- Exercise instructions
Tell me, please, how many lines in the records below include the word "assamica". Give no more than the number.

++++++

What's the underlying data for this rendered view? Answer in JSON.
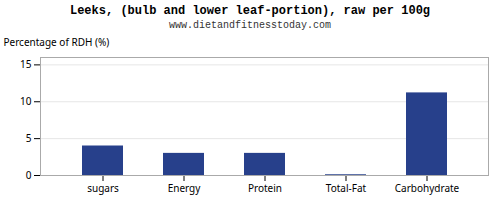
{
  "chart_data": {
    "type": "bar",
    "title": "Leeks, (bulb and lower leaf-portion), raw per 100g",
    "subtitle": "www.dietandfitnesstoday.com",
    "categories": [
      "sugars",
      "Energy",
      "Protein",
      "Total-Fat",
      "Carbohydrate"
    ],
    "values": [
      4.0,
      3.0,
      3.0,
      0.1,
      11.2
    ],
    "color": "#27408B",
    "ylabel": "Percentage of RDH (%)",
    "ylim": [
      0,
      16
    ],
    "yticks": [
      0,
      5,
      10,
      15
    ],
    "grid": true
  }
}
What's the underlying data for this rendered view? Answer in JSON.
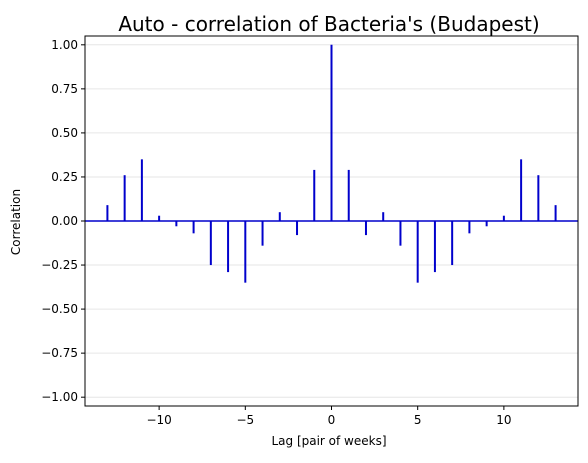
{
  "chart_data": {
    "type": "bar",
    "title": "Auto - correlation of Bacteria's (Budapest)",
    "xlabel": "Lag [pair of weeks]",
    "ylabel": "Correlation",
    "xlim": [
      -14.3,
      14.3
    ],
    "ylim": [
      -1.05,
      1.05
    ],
    "x_ticks": [
      -10,
      -5,
      0,
      5,
      10
    ],
    "x_tick_labels": [
      "−10",
      "−5",
      "0",
      "5",
      "10"
    ],
    "y_ticks": [
      1.0,
      0.75,
      0.5,
      0.25,
      0.0,
      -0.25,
      -0.5,
      -0.75,
      -1.0
    ],
    "y_tick_labels": [
      "1.00",
      "0.75",
      "0.50",
      "0.25",
      "0.00",
      "−0.25",
      "−0.50",
      "−0.75",
      "−1.00"
    ],
    "grid": "horizontal",
    "legend": "none",
    "series": [
      {
        "x": [
          -13,
          -12,
          -11,
          -10,
          -9,
          -8,
          -7,
          -6,
          -5,
          -4,
          -3,
          -2,
          -1,
          0,
          1,
          2,
          3,
          4,
          5,
          6,
          7,
          8,
          9,
          10,
          11,
          12,
          13
        ],
        "values": [
          0.09,
          0.26,
          0.35,
          0.03,
          -0.03,
          -0.07,
          -0.25,
          -0.29,
          -0.35,
          -0.14,
          0.05,
          -0.08,
          0.29,
          1.0,
          0.29,
          -0.08,
          0.05,
          -0.14,
          -0.35,
          -0.29,
          -0.25,
          -0.07,
          -0.03,
          0.03,
          0.35,
          0.26,
          0.09
        ]
      }
    ],
    "colors": {
      "stem": "#0000cc",
      "zero_line": "#0000cc",
      "grid": "#e6e6e6",
      "axes": "#000000"
    }
  }
}
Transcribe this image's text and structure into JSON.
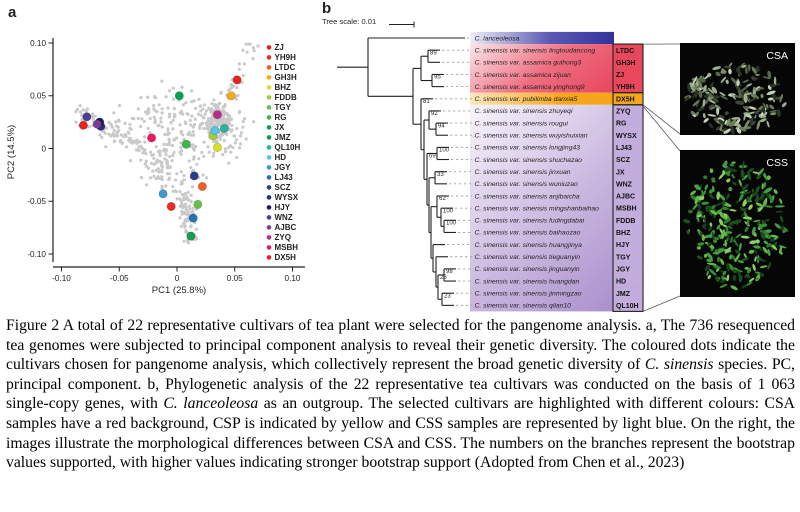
{
  "panel_a": {
    "label": "a",
    "chart_data": {
      "type": "scatter",
      "xlabel": "PC1 (25.8%)",
      "ylabel": "PC2 (14.5%)",
      "xlim": [
        -0.1,
        0.1
      ],
      "ylim": [
        -0.1,
        0.1
      ],
      "xtick_labels": [
        "-0.10",
        "-0.05",
        "0",
        "0.05",
        "0.10"
      ],
      "xtick_values": [
        -0.1,
        -0.05,
        0,
        0.05,
        0.1
      ],
      "ytick_labels": [
        "0.10",
        "0.05",
        "0",
        "-0.05",
        "-0.10"
      ],
      "ytick_values": [
        0.1,
        0.05,
        0,
        -0.05,
        -0.1
      ],
      "grid": false,
      "legend_position": "right",
      "background_point_color": "#c9c9c9",
      "axis_color": "#231f20",
      "legend": [
        {
          "label": "ZJ",
          "color": "#e8231a"
        },
        {
          "label": "YH9H",
          "color": "#ed2c23"
        },
        {
          "label": "LTDC",
          "color": "#f15e22"
        },
        {
          "label": "GH3H",
          "color": "#f8a81c"
        },
        {
          "label": "BHZ",
          "color": "#d6df27"
        },
        {
          "label": "FDDB",
          "color": "#a5cd39"
        },
        {
          "label": "TGY",
          "color": "#6abf4b"
        },
        {
          "label": "RG",
          "color": "#3cb54b"
        },
        {
          "label": "JX",
          "color": "#14a04b"
        },
        {
          "label": "JMZ",
          "color": "#00a553"
        },
        {
          "label": "QL10H",
          "color": "#2ab39b"
        },
        {
          "label": "HD",
          "color": "#54c6e8"
        },
        {
          "label": "JGY",
          "color": "#3d9ad1"
        },
        {
          "label": "LJ43",
          "color": "#2272b9"
        },
        {
          "label": "SCZ",
          "color": "#2b3c8f"
        },
        {
          "label": "WYSX",
          "color": "#2a2f77"
        },
        {
          "label": "HJY",
          "color": "#201c63"
        },
        {
          "label": "WNZ",
          "color": "#4b3f94"
        },
        {
          "label": "AJBC",
          "color": "#7c3d97"
        },
        {
          "label": "ZYQ",
          "color": "#bc2b8c"
        },
        {
          "label": "MSBH",
          "color": "#eb1964"
        },
        {
          "label": "DX5H",
          "color": "#e8211d"
        }
      ],
      "cultivar_points": [
        {
          "label": "ZJ",
          "x": 0.052,
          "y": 0.065
        },
        {
          "label": "YH9H",
          "x": -0.005,
          "y": -0.055
        },
        {
          "label": "LTDC",
          "x": 0.022,
          "y": -0.036
        },
        {
          "label": "GH3H",
          "x": 0.047,
          "y": 0.05
        },
        {
          "label": "BHZ",
          "x": 0.035,
          "y": 0.001
        },
        {
          "label": "FDDB",
          "x": 0.031,
          "y": 0.012
        },
        {
          "label": "TGY",
          "x": 0.018,
          "y": -0.053
        },
        {
          "label": "RG",
          "x": 0.008,
          "y": 0.004
        },
        {
          "label": "JX",
          "x": 0.012,
          "y": -0.083
        },
        {
          "label": "JMZ",
          "x": 0.002,
          "y": 0.05
        },
        {
          "label": "QL10H",
          "x": 0.041,
          "y": 0.019
        },
        {
          "label": "HD",
          "x": 0.033,
          "y": 0.017
        },
        {
          "label": "JGY",
          "x": -0.012,
          "y": -0.043
        },
        {
          "label": "LJ43",
          "x": 0.014,
          "y": -0.066
        },
        {
          "label": "SCZ",
          "x": 0.015,
          "y": -0.026
        },
        {
          "label": "WYSX",
          "x": -0.066,
          "y": 0.021
        },
        {
          "label": "HJY",
          "x": -0.067,
          "y": 0.025
        },
        {
          "label": "WNZ",
          "x": -0.078,
          "y": 0.03
        },
        {
          "label": "AJBC",
          "x": -0.069,
          "y": 0.023
        },
        {
          "label": "ZYQ",
          "x": 0.035,
          "y": 0.032
        },
        {
          "label": "MSBH",
          "x": -0.022,
          "y": 0.01
        },
        {
          "label": "DX5H",
          "x": -0.081,
          "y": 0.022
        }
      ],
      "background_clusters": [
        {
          "type": "line",
          "from": [
            -0.086,
            0.033
          ],
          "to": [
            -0.032,
            0.003
          ],
          "n": 85,
          "jx": 0.004,
          "jy": 0.005
        },
        {
          "type": "line",
          "from": [
            -0.032,
            0.003
          ],
          "to": [
            0.003,
            -0.038
          ],
          "n": 55,
          "jx": 0.006,
          "jy": 0.006
        },
        {
          "type": "line",
          "from": [
            0.004,
            -0.038
          ],
          "to": [
            0.012,
            -0.088
          ],
          "n": 80,
          "jx": 0.0035,
          "jy": 0.005
        },
        {
          "type": "blob",
          "center": [
            0.035,
            0.027
          ],
          "sx": 0.0055,
          "sy": 0.007,
          "n": 150
        },
        {
          "type": "line",
          "from": [
            0.044,
            0.042
          ],
          "to": [
            0.064,
            0.097
          ],
          "n": 32,
          "jx": 0.004,
          "jy": 0.004
        },
        {
          "type": "blob",
          "center": [
            0.0,
            0.005
          ],
          "sx": 0.02,
          "sy": 0.018,
          "n": 130
        },
        {
          "type": "blob",
          "center": [
            0.02,
            0.028
          ],
          "sx": 0.012,
          "sy": 0.012,
          "n": 45
        },
        {
          "type": "line",
          "from": [
            -0.01,
            0.047
          ],
          "to": [
            -0.045,
            0.02
          ],
          "n": 25,
          "jx": 0.006,
          "jy": 0.006
        },
        {
          "type": "blob",
          "center": [
            0.05,
            0.012
          ],
          "sx": 0.008,
          "sy": 0.01,
          "n": 35
        },
        {
          "type": "blob",
          "center": [
            -0.005,
            0.045
          ],
          "sx": 0.012,
          "sy": 0.012,
          "n": 25
        }
      ]
    }
  },
  "panel_b": {
    "label": "b",
    "tree_scale_label": "Tree scale: 0.01",
    "groups": {
      "outgroup": {
        "band": [
          "#efeef8",
          "#5c5ab4",
          "#31339c"
        ],
        "cell": null
      },
      "csa": {
        "band": [
          "#fbe7e9",
          "#ee6d80",
          "#e84a61"
        ],
        "cell": "#e8475c"
      },
      "csp": {
        "band": [
          "#fde7bc",
          "#f6a61b",
          "#f6a61b"
        ],
        "cell": "#f6a61b"
      },
      "css": {
        "band": [
          "#f8f5fc",
          "#cbb8e0",
          "#a98fcc"
        ],
        "cell": "#c3addc"
      }
    },
    "rows": [
      {
        "name": "C. lanceoleosa",
        "code": null,
        "group": "outgroup"
      },
      {
        "name": "C. sinensis var. sinensis lingtoudancong",
        "code": "LTDC",
        "group": "csa"
      },
      {
        "name": "C. sinensis var. assamica guihong3",
        "code": "GH3H",
        "group": "csa"
      },
      {
        "name": "C. sinensis var. assamica zijuan",
        "code": "ZJ",
        "group": "csa"
      },
      {
        "name": "C. sinensis var. assamica yinghong9",
        "code": "YH9H",
        "group": "csa"
      },
      {
        "name": "C. sinensis var. pubilimba danxia5",
        "code": "DX5H",
        "group": "csp"
      },
      {
        "name": "C. sinensis var. sinensis zhuyeqi",
        "code": "ZYQ",
        "group": "css"
      },
      {
        "name": "C. sinensis var. sinensis rougui",
        "code": "RG",
        "group": "css"
      },
      {
        "name": "C. sinensis var. sinensis wuyishuixian",
        "code": "WYSX",
        "group": "css"
      },
      {
        "name": "C. sinensis var. sinensis longjing43",
        "code": "LJ43",
        "group": "css"
      },
      {
        "name": "C. sinensis var. sinensis shuchazao",
        "code": "SCZ",
        "group": "css"
      },
      {
        "name": "C. sinensis var. sinensis jinxuan",
        "code": "JX",
        "group": "css"
      },
      {
        "name": "C. sinensis var. sinensis wuniuzao",
        "code": "WNZ",
        "group": "css"
      },
      {
        "name": "C. sinensis var. sinensis anjibaicha",
        "code": "AJBC",
        "group": "css"
      },
      {
        "name": "C. sinensis var. sinensis mingshanbaihao",
        "code": "MSBH",
        "group": "css"
      },
      {
        "name": "C. sinensis var. sinensis fudingdabai",
        "code": "FDDB",
        "group": "css"
      },
      {
        "name": "C. sinensis var. sinensis baihaozao",
        "code": "BHZ",
        "group": "css"
      },
      {
        "name": "C. sinensis var. sinensis huangjinya",
        "code": "HJY",
        "group": "css"
      },
      {
        "name": "C. sinensis var. sinensis tieguanyin",
        "code": "TGY",
        "group": "css"
      },
      {
        "name": "C. sinensis var. sinensis jinguanyin",
        "code": "JGY",
        "group": "css"
      },
      {
        "name": "C. sinensis var. sinensis huangdan",
        "code": "HD",
        "group": "css"
      },
      {
        "name": "C. sinensis var. sinensis jinmingzao",
        "code": "JMZ",
        "group": "css"
      },
      {
        "name": "C. sinensis var. sinensis qilan10",
        "code": "QL10H",
        "group": "css"
      }
    ],
    "topology": {
      "x": 48,
      "children": [
        {
          "leaf": 0,
          "tip": 145
        },
        {
          "x": 93,
          "children": [
            {
              "x": 101,
              "children": [
                {
                  "x": 108,
                  "bs": "89",
                  "children": [
                    {
                      "leaf": 1
                    },
                    {
                      "leaf": 2
                    }
                  ]
                },
                {
                  "x": 112,
                  "bs": "95",
                  "children": [
                    {
                      "leaf": 3
                    },
                    {
                      "leaf": 4
                    }
                  ]
                }
              ]
            },
            {
              "x": 101,
              "bs": "81",
              "children": [
                {
                  "leaf": 5
                },
                {
                  "x": 104,
                  "children": [
                    {
                      "x": 109,
                      "bs": "92",
                      "children": [
                        {
                          "leaf": 6
                        },
                        {
                          "x": 116,
                          "bs": "94",
                          "children": [
                            {
                              "leaf": 7
                            },
                            {
                              "leaf": 8
                            }
                          ]
                        }
                      ]
                    },
                    {
                      "x": 107,
                      "bs": "69",
                      "children": [
                        {
                          "x": 117,
                          "bs": "100",
                          "children": [
                            {
                              "leaf": 9
                            },
                            {
                              "leaf": 10
                            }
                          ]
                        },
                        {
                          "x": 109,
                          "children": [
                            {
                              "x": 115,
                              "bs": "33",
                              "children": [
                                {
                                  "leaf": 11
                                },
                                {
                                  "leaf": 12
                                }
                              ]
                            },
                            {
                              "x": 111,
                              "children": [
                                {
                                  "x": 117,
                                  "bs": "62",
                                  "children": [
                                    {
                                      "leaf": 13
                                    },
                                    {
                                      "x": 121,
                                      "bs": "100",
                                      "children": [
                                        {
                                          "leaf": 14
                                        },
                                        {
                                          "x": 124,
                                          "bs": "100",
                                          "children": [
                                            {
                                              "leaf": 15
                                            },
                                            {
                                              "leaf": 16
                                            }
                                          ]
                                        }
                                      ]
                                    }
                                  ]
                                },
                                {
                                  "x": 113,
                                  "children": [
                                    {
                                      "leaf": 17
                                    },
                                    {
                                      "x": 116,
                                      "children": [
                                        {
                                          "leaf": 18
                                        },
                                        {
                                          "x": 118,
                                          "bs": "26",
                                          "children": [
                                            {
                                              "x": 124,
                                              "bs": "98",
                                              "children": [
                                                {
                                                  "leaf": 19
                                                },
                                                {
                                                  "leaf": 20
                                                }
                                              ]
                                            },
                                            {
                                              "x": 122,
                                              "bs": "23",
                                              "children": [
                                                {
                                                  "leaf": 21
                                                },
                                                {
                                                  "leaf": 22
                                                }
                                              ]
                                            }
                                          ]
                                        }
                                      ]
                                    }
                                  ]
                                }
                              ]
                            }
                          ]
                        }
                      ]
                    }
                  ]
                }
              ]
            }
          ]
        }
      ]
    },
    "photos": [
      {
        "label": "CSA",
        "leaf_colors": [
          "#3a4733",
          "#57684a",
          "#7b8f68",
          "#9fb08c",
          "#c7d2bb",
          "#2c3627",
          "#6b7d58"
        ]
      },
      {
        "label": "CSS",
        "leaf_colors": [
          "#1e4d1e",
          "#2f7d2f",
          "#43a047",
          "#63bb45",
          "#8bd063",
          "#174018",
          "#35922f"
        ]
      }
    ]
  },
  "caption": {
    "segments": [
      {
        "text": "Figure 2 A total of 22 representative cultivars of tea plant were selected for the pangenome analysis. a, The 736 resequenced tea genomes were subjected to principal component analysis to reveal their genetic diversity. The coloured dots indicate the cultivars chosen for pangenome analysis, which collectively represent the broad genetic diversity of ",
        "italic": false
      },
      {
        "text": "C. sinensis",
        "italic": true
      },
      {
        "text": " species. PC, principal component. b, Phylogenetic analysis of the 22 representative tea cultivars was conducted on the basis of 1 063 single-copy genes, with ",
        "italic": false
      },
      {
        "text": "C. lanceoleosa",
        "italic": true
      },
      {
        "text": " as an outgroup. The selected cultivars are highlighted with different colours: CSA samples have a red background, CSP is indicated by yellow and CSS samples are represented by light blue. On the right, the images illustrate the morphological differences between CSA and CSS. The numbers on the branches represent the bootstrap values supported, with higher values indicating stronger bootstrap support (Adopted from Chen et al., 2023)",
        "italic": false
      }
    ]
  }
}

++++++

- Your solution
3